SELECTED TEXT:
BEGIN
Attach lifecycle callbacks directly in the decorator. They fire only for this task. For cross-cutting hooks (global, per task type, or per task name), see Tracing.
def on_start(event):
    print(f"Starting {event.name}")

def on_end(event):
    print(f"Finished {event.name}: {event.result}")

def on_error(event):
    print(f"Failed {event.name}: {event.error}")


@agent_task(on_start=on_start, on_end=on_end, on_error=on_error)
def important_task(data):
    return transform(data)

Cancellation

Cancel a future to stop its task and every task that depends on it downstream.
from motus.runtime import cancel, cancelled


future = long_running_task()
cancel(future)          # or future.af_cancel()

if cancelled(future):   # or future.af_cancelled()
    print("Cancelled.")
Cancellation is thread-safe and can be called from any thread, including from inside another @agent_task. If the future is already resolved, cancel() is a no-op and returns False.

Lifecycle

You rarely need to manage the runtime yourself. It auto-initializes on the first @agent_task call and cleans up at interpreter exit. The following entry points exist for the cases where you need them:
from motus.runtime import init, shutdown, is_initialized

init()             # optional; pre-start the runtime thread and event loop
shutdown()         # force-stop: cancels in-flight tasks, poisons their futures
is_initialized()   # True if the runtime is currently running
shutdown() is a hard stop: it signals the event loop to exit, cancels any in-flight tasks, and poisons their futures with RuntimeError("Motus runtime is shutting down"). If you need tasks to finish, resolve() or await them before calling shutdown().

Building the graph without blocking

Most Python operators on an AgentFuture return a new future that extends the graph, so you can keep composing without pulling values out.
x = add(10, 5)
total = x + 100            # AgentFuture, not blocking
doubled = x * 2            # AgentFuture, another graph node

data = make_data()
first = data["scores"][0]  # chained getitem, two new futures
top_score = data.scores    # attribute access is deferred too

get_scorer = find_scorer()
END
REQUIREMENT 1: In the Motus runtime text, what does cancel() return when the future has already been resolved?
REQUIREMENT 2: Pick up the Motus runtime text after its final line of code and write the next part.
The data that comes after this text isn't used for anything here.

DATASET RECORDS:
BEGIN
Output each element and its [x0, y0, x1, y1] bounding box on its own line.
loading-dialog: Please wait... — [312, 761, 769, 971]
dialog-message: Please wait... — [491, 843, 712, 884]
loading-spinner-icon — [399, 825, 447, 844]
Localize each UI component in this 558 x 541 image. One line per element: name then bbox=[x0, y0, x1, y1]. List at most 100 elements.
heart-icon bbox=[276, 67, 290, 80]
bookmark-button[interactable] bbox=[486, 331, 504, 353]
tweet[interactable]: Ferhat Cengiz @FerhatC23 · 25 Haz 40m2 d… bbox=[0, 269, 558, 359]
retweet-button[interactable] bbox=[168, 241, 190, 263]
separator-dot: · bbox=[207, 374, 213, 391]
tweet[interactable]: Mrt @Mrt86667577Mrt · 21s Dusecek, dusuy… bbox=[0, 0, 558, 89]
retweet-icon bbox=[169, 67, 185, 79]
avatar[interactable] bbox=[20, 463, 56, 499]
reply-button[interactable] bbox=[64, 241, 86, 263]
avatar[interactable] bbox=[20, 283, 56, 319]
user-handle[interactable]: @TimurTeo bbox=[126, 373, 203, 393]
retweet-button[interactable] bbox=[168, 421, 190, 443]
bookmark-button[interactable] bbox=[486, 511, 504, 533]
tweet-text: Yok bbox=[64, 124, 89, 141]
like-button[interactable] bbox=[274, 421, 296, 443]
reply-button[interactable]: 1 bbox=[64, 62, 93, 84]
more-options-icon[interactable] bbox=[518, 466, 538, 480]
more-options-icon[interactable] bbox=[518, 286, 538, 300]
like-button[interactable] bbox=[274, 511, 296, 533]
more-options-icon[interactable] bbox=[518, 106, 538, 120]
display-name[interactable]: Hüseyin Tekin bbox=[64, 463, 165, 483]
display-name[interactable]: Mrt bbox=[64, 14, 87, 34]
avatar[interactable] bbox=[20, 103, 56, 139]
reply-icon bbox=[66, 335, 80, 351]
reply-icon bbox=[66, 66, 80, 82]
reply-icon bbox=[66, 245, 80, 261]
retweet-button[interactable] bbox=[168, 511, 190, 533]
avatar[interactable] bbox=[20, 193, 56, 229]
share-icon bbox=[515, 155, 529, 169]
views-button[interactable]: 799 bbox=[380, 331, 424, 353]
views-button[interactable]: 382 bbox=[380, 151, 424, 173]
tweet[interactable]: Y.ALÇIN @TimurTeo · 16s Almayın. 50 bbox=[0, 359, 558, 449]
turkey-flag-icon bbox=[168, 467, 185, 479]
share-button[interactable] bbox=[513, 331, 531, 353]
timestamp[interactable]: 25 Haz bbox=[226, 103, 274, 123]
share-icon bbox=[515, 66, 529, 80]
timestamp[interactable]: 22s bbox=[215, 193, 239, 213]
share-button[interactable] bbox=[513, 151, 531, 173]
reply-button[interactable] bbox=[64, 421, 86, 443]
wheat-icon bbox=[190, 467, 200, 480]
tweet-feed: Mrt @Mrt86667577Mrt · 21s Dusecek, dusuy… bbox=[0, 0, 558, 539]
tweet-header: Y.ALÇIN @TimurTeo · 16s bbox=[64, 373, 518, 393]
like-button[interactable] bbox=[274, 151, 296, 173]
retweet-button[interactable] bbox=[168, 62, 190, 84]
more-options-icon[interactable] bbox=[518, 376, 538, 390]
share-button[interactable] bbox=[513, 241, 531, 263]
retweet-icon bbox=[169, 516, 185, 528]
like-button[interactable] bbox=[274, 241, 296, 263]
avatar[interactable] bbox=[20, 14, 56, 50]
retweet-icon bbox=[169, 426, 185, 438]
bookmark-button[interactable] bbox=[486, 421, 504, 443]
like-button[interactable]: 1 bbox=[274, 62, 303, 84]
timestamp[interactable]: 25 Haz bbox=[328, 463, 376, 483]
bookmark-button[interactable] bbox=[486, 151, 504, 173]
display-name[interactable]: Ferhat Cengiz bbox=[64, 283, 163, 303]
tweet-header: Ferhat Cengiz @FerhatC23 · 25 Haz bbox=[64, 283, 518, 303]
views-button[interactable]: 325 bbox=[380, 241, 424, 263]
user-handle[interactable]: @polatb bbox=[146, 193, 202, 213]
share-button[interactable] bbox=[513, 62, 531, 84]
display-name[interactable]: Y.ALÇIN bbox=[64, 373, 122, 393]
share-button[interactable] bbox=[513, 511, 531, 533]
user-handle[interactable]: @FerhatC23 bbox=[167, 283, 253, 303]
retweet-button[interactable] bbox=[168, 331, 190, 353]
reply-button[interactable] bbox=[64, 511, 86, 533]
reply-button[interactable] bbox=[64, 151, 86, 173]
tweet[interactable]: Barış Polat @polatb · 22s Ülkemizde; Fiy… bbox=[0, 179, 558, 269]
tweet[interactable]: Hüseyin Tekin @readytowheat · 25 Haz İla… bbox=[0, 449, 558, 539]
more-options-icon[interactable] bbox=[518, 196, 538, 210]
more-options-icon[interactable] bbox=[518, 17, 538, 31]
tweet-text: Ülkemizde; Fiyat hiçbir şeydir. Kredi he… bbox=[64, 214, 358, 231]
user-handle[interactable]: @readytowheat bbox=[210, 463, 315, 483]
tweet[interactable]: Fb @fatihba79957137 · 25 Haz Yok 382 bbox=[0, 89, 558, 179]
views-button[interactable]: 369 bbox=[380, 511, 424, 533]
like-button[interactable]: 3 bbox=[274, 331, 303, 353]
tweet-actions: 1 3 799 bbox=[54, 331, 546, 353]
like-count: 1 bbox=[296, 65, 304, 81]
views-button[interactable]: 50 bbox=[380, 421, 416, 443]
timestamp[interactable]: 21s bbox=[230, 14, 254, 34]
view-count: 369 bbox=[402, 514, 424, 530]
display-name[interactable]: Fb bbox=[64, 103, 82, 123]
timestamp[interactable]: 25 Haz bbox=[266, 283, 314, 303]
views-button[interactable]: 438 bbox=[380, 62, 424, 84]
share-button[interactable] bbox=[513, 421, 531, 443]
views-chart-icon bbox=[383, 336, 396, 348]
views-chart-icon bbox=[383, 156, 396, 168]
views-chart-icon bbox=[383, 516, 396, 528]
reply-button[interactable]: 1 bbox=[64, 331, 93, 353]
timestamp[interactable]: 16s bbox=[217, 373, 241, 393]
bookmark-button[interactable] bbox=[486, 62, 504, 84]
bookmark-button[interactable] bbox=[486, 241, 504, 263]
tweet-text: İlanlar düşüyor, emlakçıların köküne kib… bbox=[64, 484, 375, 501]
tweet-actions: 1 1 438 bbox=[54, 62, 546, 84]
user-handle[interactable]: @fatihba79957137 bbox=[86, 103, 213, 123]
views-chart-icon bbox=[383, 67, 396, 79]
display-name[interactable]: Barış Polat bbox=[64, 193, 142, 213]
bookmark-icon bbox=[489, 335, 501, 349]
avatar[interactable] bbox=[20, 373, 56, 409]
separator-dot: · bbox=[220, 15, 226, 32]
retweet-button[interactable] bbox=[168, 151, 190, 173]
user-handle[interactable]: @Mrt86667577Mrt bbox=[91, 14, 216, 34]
END
ANSWER 1: It returns False, and the call does nothing.

ANSWER 2:
score = get_scorer(team, year)  # calling a future is deferred too
total = x + 100 does not wait for x to resolve. It creates a node that executes when x is ready. Arithmetic, __getitem__, __getattr__, __call__, and ordering comparisons (>, <, >=, <=) all return futures. Some operators force a blocking wait to return a concrete value. See Sync barriers below.

Sync barriers

A handful of Python operators have to return a concrete value rather than another future. On an AgentFuture these trigger a blocking wait to resolve the underlying value.
OperatorTriggered by
__bool__if future:, bool(future), not future
__str__str(future), f"{future}"
__len__len(future)
__iter__for x in future:, unpacking a, b = future
__int__ / __float__int(future), float(future)
__eq__ / __ne__future == x, future != x
__hash__putting a future in set() or as a dict key
__contains__x in future
Motus warns every time a sync barrier fires so you can catch accidents. Set MOTUS_QUIET_SYNC=1 to silence the warnings once you have audited your code.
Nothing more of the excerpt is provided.